> **Sobre a tarefa**: No texto sobre o Campeonato Sul-Americano de Jiu-Jitsu 2025, quantos títulos desse evento a pessoa que narra já tinha antes de voltar a competir?

> **Texto do exercício**:
-------------------------

10/12/2025
No dia 30/11, voltei a lutar o Campeonato Sul-Americano de Jiu-Jitsu 2025. Já fazia alguns anos que eu não competia nesse evento, mesmo já tendo conquistado 12 títulos nele. Foram dois anos afastado por causa de uma lesão séria, que só melhorou depois de uma cirurgia bem complicada — e que, para ser sincero, nem ficou 100%.
Mas quando entrei no ginásio naquele dia, eu senti que seria especial. E realmente foi.
Lutei na minha categoria, fiz três lutas, e saí campeão pela 13ª vez! Só que a vontade de competir estava maior que tudo… então decidi entrar também no Absoluto, enfrentando atletas de todos os pesos. Fui vencendo uma luta atrás da outra até chegar à final.
A final foi tensa, mas eu estava confiante. Eu tinha um plano: esperar faltar 30 segundos para aplicar o meu golpe preferido. E foi exatamente o que aconteceu — abri a guarda, encaixei o golpe com precisão, e ele entrou tão justo que o adversário precisou gritar para eu soltar.
30/11 se tornou um dia mágico: 7 lutas, 7 vitórias, e ainda tive a honra de vencer duas vezes o atual primeiro colocado do ranking mundial da minha categoria.

-------------------------

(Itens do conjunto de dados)
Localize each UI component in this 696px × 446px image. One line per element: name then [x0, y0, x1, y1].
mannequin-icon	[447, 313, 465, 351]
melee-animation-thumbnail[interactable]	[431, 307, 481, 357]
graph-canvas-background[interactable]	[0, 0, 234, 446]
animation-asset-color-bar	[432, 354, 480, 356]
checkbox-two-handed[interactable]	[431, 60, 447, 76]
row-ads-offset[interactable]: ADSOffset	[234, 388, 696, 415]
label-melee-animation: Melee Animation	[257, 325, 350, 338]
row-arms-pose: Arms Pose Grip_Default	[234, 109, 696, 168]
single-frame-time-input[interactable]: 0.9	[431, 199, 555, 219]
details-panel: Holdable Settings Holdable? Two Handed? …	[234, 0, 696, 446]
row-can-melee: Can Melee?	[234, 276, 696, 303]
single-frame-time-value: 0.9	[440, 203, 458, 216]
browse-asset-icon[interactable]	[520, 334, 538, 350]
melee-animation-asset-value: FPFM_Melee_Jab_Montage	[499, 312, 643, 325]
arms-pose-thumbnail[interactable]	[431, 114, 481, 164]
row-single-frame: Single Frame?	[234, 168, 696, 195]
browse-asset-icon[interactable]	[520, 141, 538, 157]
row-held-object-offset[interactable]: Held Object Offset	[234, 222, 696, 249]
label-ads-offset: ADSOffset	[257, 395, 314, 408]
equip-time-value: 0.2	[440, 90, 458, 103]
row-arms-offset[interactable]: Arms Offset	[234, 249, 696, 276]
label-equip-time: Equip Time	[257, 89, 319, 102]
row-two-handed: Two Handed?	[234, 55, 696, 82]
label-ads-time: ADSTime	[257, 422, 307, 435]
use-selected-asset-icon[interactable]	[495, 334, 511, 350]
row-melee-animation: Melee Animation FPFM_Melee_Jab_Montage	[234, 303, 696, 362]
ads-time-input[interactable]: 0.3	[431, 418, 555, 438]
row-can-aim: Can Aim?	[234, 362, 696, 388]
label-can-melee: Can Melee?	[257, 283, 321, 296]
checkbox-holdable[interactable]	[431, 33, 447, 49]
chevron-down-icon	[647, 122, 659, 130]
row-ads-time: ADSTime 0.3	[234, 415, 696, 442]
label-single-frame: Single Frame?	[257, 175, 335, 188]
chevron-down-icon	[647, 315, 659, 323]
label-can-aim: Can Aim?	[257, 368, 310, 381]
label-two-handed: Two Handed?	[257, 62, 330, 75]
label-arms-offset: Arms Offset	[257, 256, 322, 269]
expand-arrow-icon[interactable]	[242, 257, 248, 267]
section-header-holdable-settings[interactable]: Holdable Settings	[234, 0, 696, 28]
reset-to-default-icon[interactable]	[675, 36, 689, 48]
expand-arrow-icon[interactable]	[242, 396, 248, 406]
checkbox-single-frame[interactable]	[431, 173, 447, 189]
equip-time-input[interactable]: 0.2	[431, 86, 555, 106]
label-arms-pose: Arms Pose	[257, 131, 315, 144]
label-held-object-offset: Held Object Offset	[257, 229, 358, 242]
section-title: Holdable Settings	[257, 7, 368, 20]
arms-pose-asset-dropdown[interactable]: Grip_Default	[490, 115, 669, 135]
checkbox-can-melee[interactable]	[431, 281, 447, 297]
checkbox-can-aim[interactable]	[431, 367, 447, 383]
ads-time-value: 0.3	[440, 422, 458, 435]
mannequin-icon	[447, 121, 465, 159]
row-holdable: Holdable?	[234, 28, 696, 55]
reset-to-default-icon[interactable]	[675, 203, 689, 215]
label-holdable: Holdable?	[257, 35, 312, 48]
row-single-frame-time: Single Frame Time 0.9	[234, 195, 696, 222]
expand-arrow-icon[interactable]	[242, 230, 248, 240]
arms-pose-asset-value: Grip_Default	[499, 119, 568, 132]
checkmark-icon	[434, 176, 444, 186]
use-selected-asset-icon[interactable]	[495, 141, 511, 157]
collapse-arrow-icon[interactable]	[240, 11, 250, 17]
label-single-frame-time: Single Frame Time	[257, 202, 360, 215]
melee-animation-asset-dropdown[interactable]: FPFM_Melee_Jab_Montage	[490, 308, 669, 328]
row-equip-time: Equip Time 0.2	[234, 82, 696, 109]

-------------------------

> **Resposta do exercício**: Doze títulos.